■ **Objective**
Every line of the material is to be quoted verbatim, minus the pictures.

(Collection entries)
________

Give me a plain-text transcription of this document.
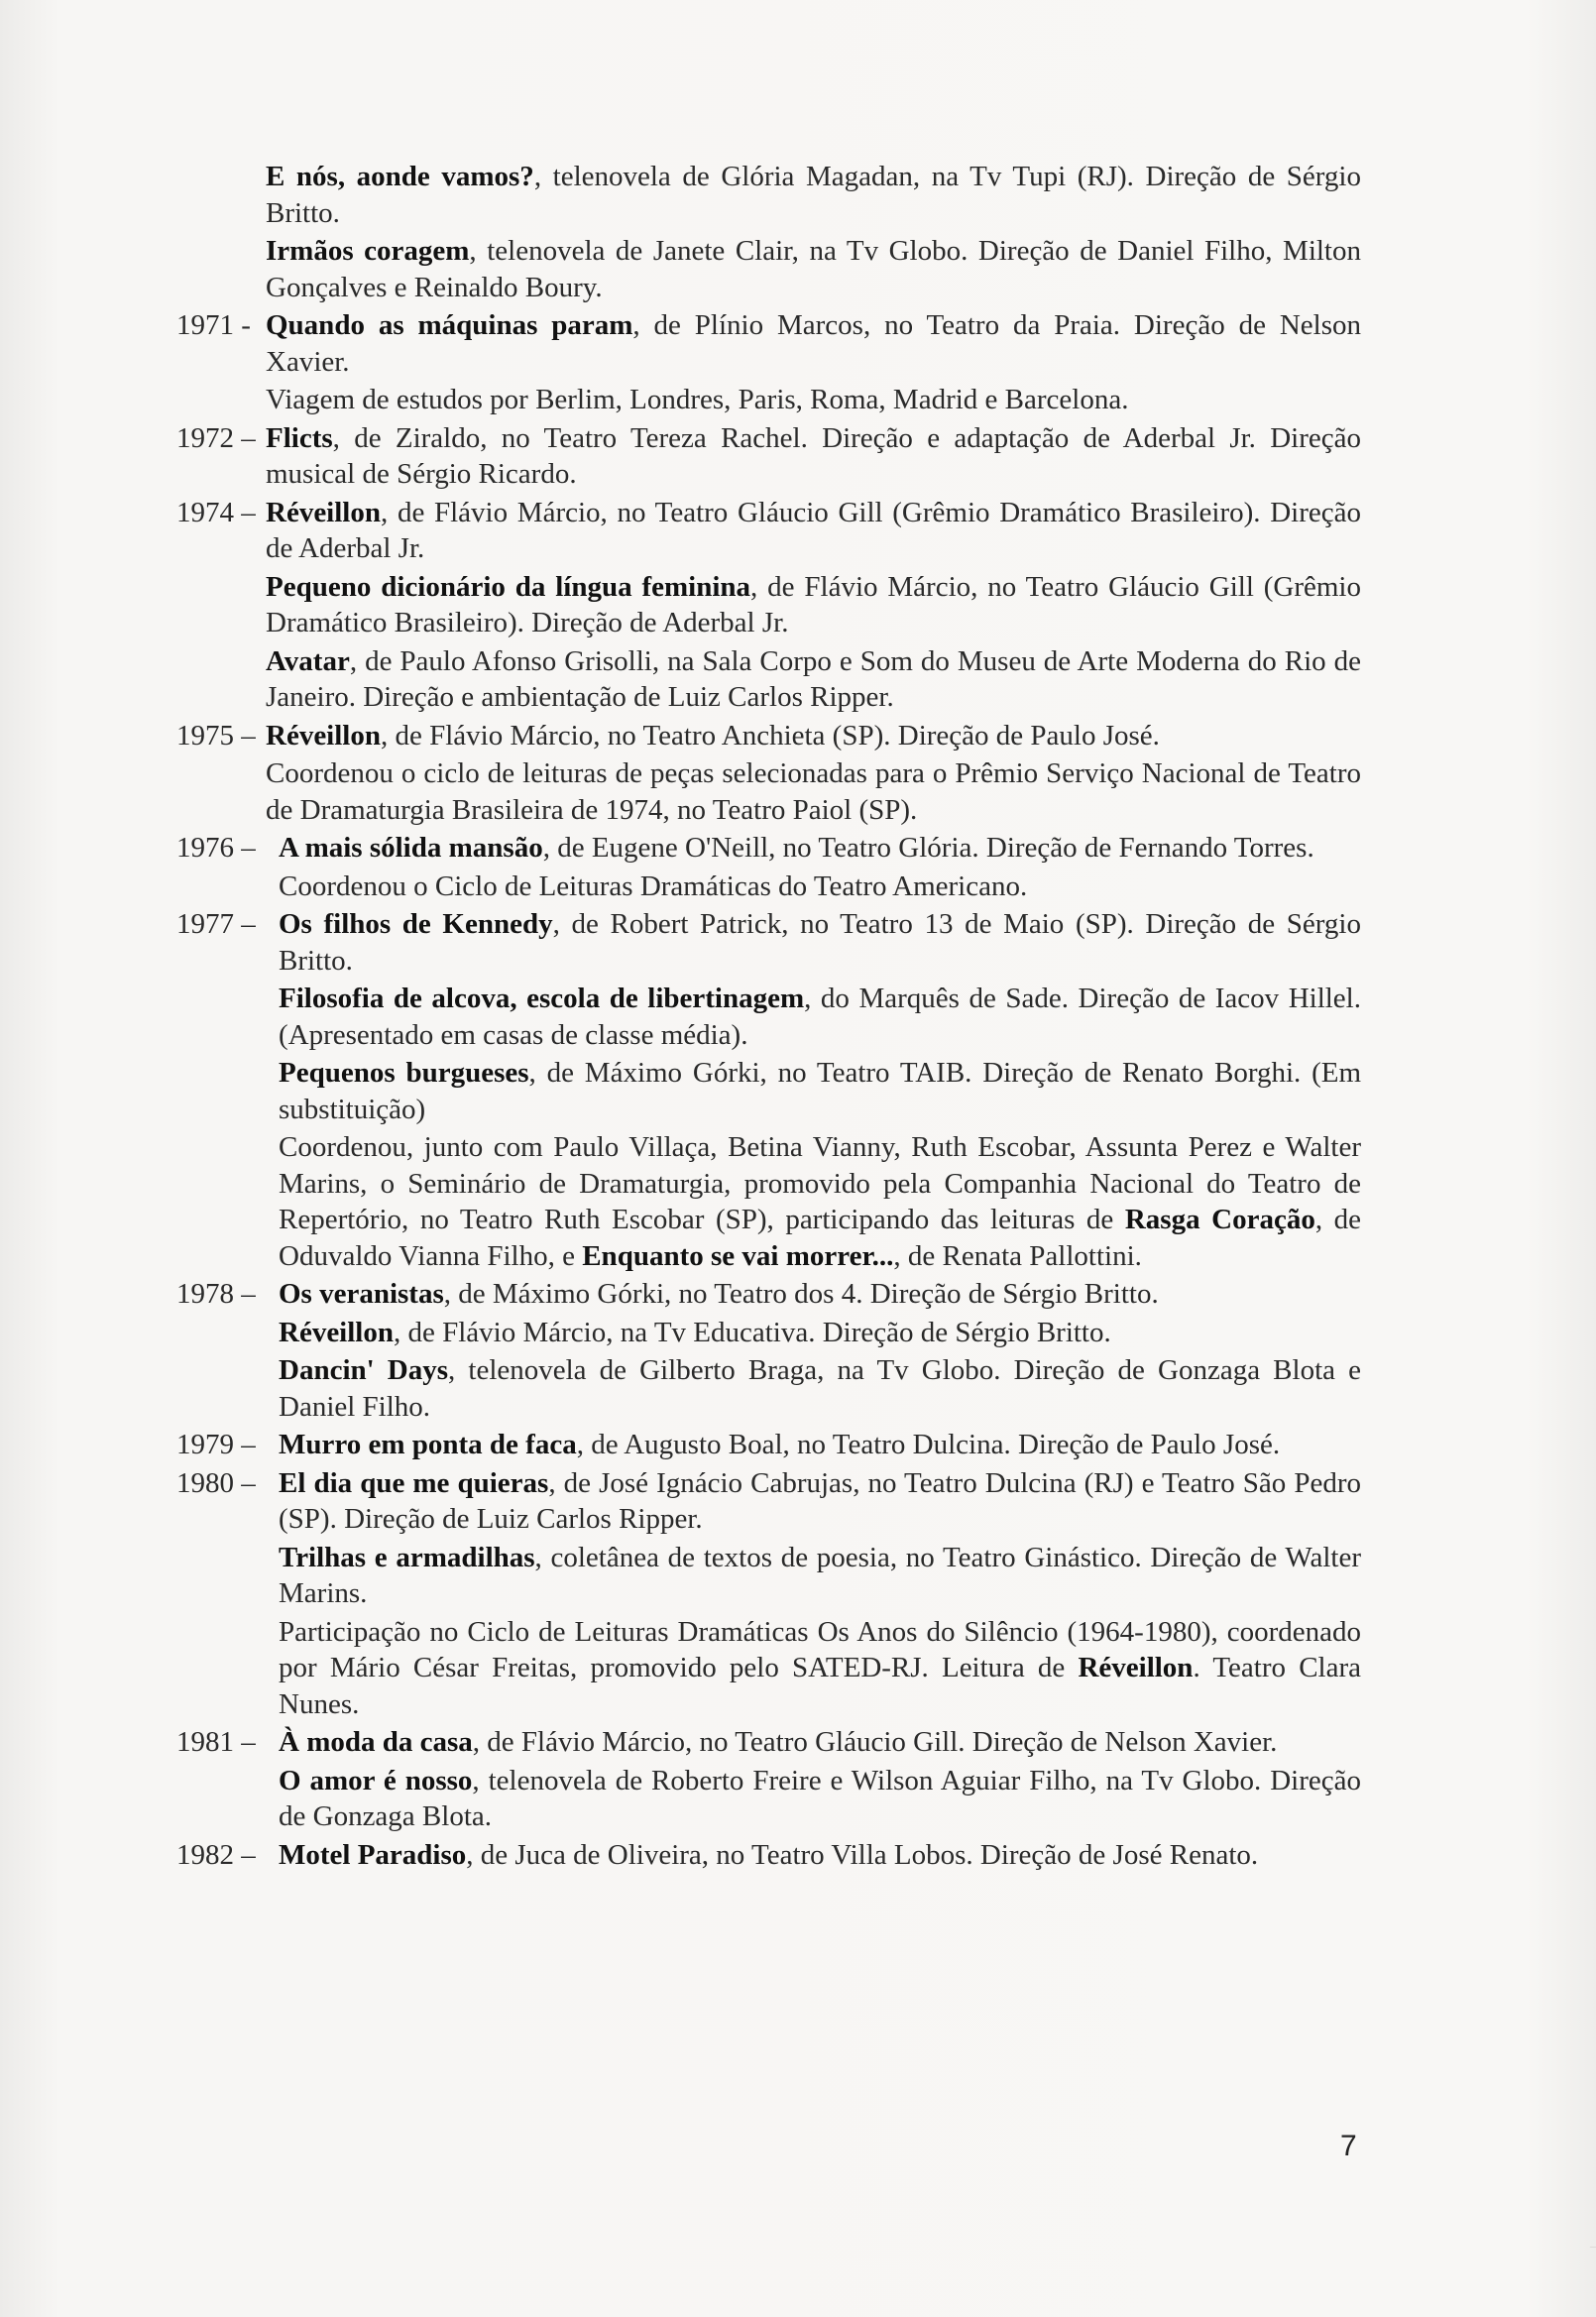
E nós, aonde vamos?, telenovela de Glória Magadan, na Tv Tupi (RJ). Direção de Sérgio Britto.

Irmãos coragem, telenovela de Janete Clair, na Tv Globo. Direção de Daniel Filho, Milton Gonçalves e Reinaldo Boury.

1971 - Quando as máquinas param, de Plínio Marcos, no Teatro da Praia. Direção de Nelson Xavier.

Viagem de estudos por Berlim, Londres, Paris, Roma, Madrid e Barcelona.

1972 – Flicts, de Ziraldo, no Teatro Tereza Rachel. Direção e adaptação de Aderbal Jr. Direção musical de Sérgio Ricardo.

1974 – Réveillon, de Flávio Márcio, no Teatro Gláucio Gill (Grêmio Dramático Brasileiro). Direção de Aderbal Jr.

Pequeno dicionário da língua feminina, de Flávio Márcio, no Teatro Gláucio Gill (Grêmio Dramático Brasileiro). Direção de Aderbal Jr.

Avatar, de Paulo Afonso Grisolli, na Sala Corpo e Som do Museu de Arte Moderna do Rio de Janeiro. Direção e ambientação de Luiz Carlos Ripper.

1975 – Réveillon, de Flávio Márcio, no Teatro Anchieta (SP). Direção de Paulo José.

Coordenou o ciclo de leituras de peças selecionadas para o Prêmio Serviço Nacional de Teatro de Dramaturgia Brasileira de 1974, no Teatro Paiol (SP).

1976 – A mais sólida mansão, de Eugene O'Neill, no Teatro Glória. Direção de Fernando Torres.

Coordenou o Ciclo de Leituras Dramáticas do Teatro Americano.

1977 – Os filhos de Kennedy, de Robert Patrick, no Teatro 13 de Maio (SP). Direção de Sérgio Britto.

Filosofia de alcova, escola de libertinagem, do Marquês de Sade. Direção de Iacov Hillel. (Apresentado em casas de classe média).

Pequenos burgueses, de Máximo Górki, no Teatro TAIB. Direção de Renato Borghi. (Em substituição)

Coordenou, junto com Paulo Villaça, Betina Vianny, Ruth Escobar, Assunta Perez e Walter Marins, o Seminário de Dramaturgia, promovido pela Companhia Nacional do Teatro de Repertório, no Teatro Ruth Escobar (SP), participando das leituras de Rasga Coração, de Oduvaldo Vianna Filho, e Enquanto se vai morrer..., de Renata Pallottini.

1978 – Os veranistas, de Máximo Górki, no Teatro dos 4. Direção de Sérgio Britto.

Réveillon, de Flávio Márcio, na Tv Educativa. Direção de Sérgio Britto.

Dancin' Days, telenovela de Gilberto Braga, na Tv Globo. Direção de Gonzaga Blota e Daniel Filho.

1979 – Murro em ponta de faca, de Augusto Boal, no Teatro Dulcina. Direção de Paulo José.

1980 – El dia que me quieras, de José Ignácio Cabrujas, no Teatro Dulcina (RJ) e Teatro São Pedro (SP). Direção de Luiz Carlos Ripper.

Trilhas e armadilhas, coletânea de textos de poesia, no Teatro Ginástico. Direção de Walter Marins.

Participação no Ciclo de Leituras Dramáticas Os Anos do Silêncio (1964-1980), coordenado por Mário César Freitas, promovido pelo SATED-RJ. Leitura de Réveillon. Teatro Clara Nunes.

1981 – À moda da casa, de Flávio Márcio, no Teatro Gláucio Gill. Direção de Nelson Xavier.

O amor é nosso, telenovela de Roberto Freire e Wilson Aguiar Filho, na Tv Globo. Direção de Gonzaga Blota.

1982 – Motel Paradiso, de Juca de Oliveira, no Teatro Villa Lobos. Direção de José Renato.

7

________

■ **Solution to the exercise**
Give me a plain-text transcription of this document.
E nós, aonde vamos?, telenovela de Glória Magadan, na Tv Tupi (RJ). Direção de Sérgio Britto.

Irmãos coragem, telenovela de Janete Clair, na Tv Globo. Direção de Daniel Filho, Milton Gonçalves e Reinaldo Boury.

1971 - Quando as máquinas param, de Plínio Marcos, no Teatro da Praia. Direção de Nelson Xavier.

Viagem de estudos por Berlim, Londres, Paris, Roma, Madrid e Barcelona.

1972 – Flicts, de Ziraldo, no Teatro Tereza Rachel. Direção e adaptação de Aderbal Jr. Direção musical de Sérgio Ricardo.

1974 – Réveillon, de Flávio Márcio, no Teatro Gláucio Gill (Grêmio Dramático Brasileiro). Direção de Aderbal Jr.

Pequeno dicionário da língua feminina, de Flávio Márcio, no Teatro Gláucio Gill (Grêmio Dramático Brasileiro). Direção de Aderbal Jr.

Avatar, de Paulo Afonso Grisolli, na Sala Corpo e Som do Museu de Arte Moderna do Rio de Janeiro. Direção e ambientação de Luiz Carlos Ripper.

1975 – Réveillon, de Flávio Márcio, no Teatro Anchieta (SP). Direção de Paulo José.

Coordenou o ciclo de leituras de peças selecionadas para o Prêmio Serviço Nacional de Teatro de Dramaturgia Brasileira de 1974, no Teatro Paiol (SP).

1976 – A mais sólida mansão, de Eugene O'Neill, no Teatro Glória. Direção de Fernando Torres.

Coordenou o Ciclo de Leituras Dramáticas do Teatro Americano.

1977 – Os filhos de Kennedy, de Robert Patrick, no Teatro 13 de Maio (SP). Direção de Sérgio Britto.

Filosofia de alcova, escola de libertinagem, do Marquês de Sade. Direção de Iacov Hillel. (Apresentado em casas de classe média).

Pequenos burgueses, de Máximo Górki, no Teatro TAIB. Direção de Renato Borghi. (Em substituição)

Coordenou, junto com Paulo Villaça, Betina Vianny, Ruth Escobar, Assunta Perez e Walter Marins, o Seminário de Dramaturgia, promovido pela Companhia Nacional do Teatro de Repertório, no Teatro Ruth Escobar (SP), participando das leituras de Rasga Coração, de Oduvaldo Vianna Filho, e Enquanto se vai morrer..., de Renata Pallottini.

1978 – Os veranistas, de Máximo Górki, no Teatro dos 4. Direção de Sérgio Britto.

Réveillon, de Flávio Márcio, na Tv Educativa. Direção de Sérgio Britto.

Dancin' Days, telenovela de Gilberto Braga, na Tv Globo. Direção de Gonzaga Blota e Daniel Filho.

1979 – Murro em ponta de faca, de Augusto Boal, no Teatro Dulcina. Direção de Paulo José.

1980 – El dia que me quieras, de José Ignácio Cabrujas, no Teatro Dulcina (RJ) e Teatro São Pedro (SP). Direção de Luiz Carlos Ripper.

Trilhas e armadilhas, coletânea de textos de poesia, no Teatro Ginástico. Direção de Walter Marins.

Participação no Ciclo de Leituras Dramáticas Os Anos do Silêncio (1964-1980), coordenado por Mário César Freitas, promovido pelo SATED-RJ. Leitura de Réveillon. Teatro Clara Nunes.

1981 – À moda da casa, de Flávio Márcio, no Teatro Gláucio Gill. Direção de Nelson Xavier.

O amor é nosso, telenovela de Roberto Freire e Wilson Aguiar Filho, na Tv Globo. Direção de Gonzaga Blota.

1982 – Motel Paradiso, de Juca de Oliveira, no Teatro Villa Lobos. Direção de José Renato.

7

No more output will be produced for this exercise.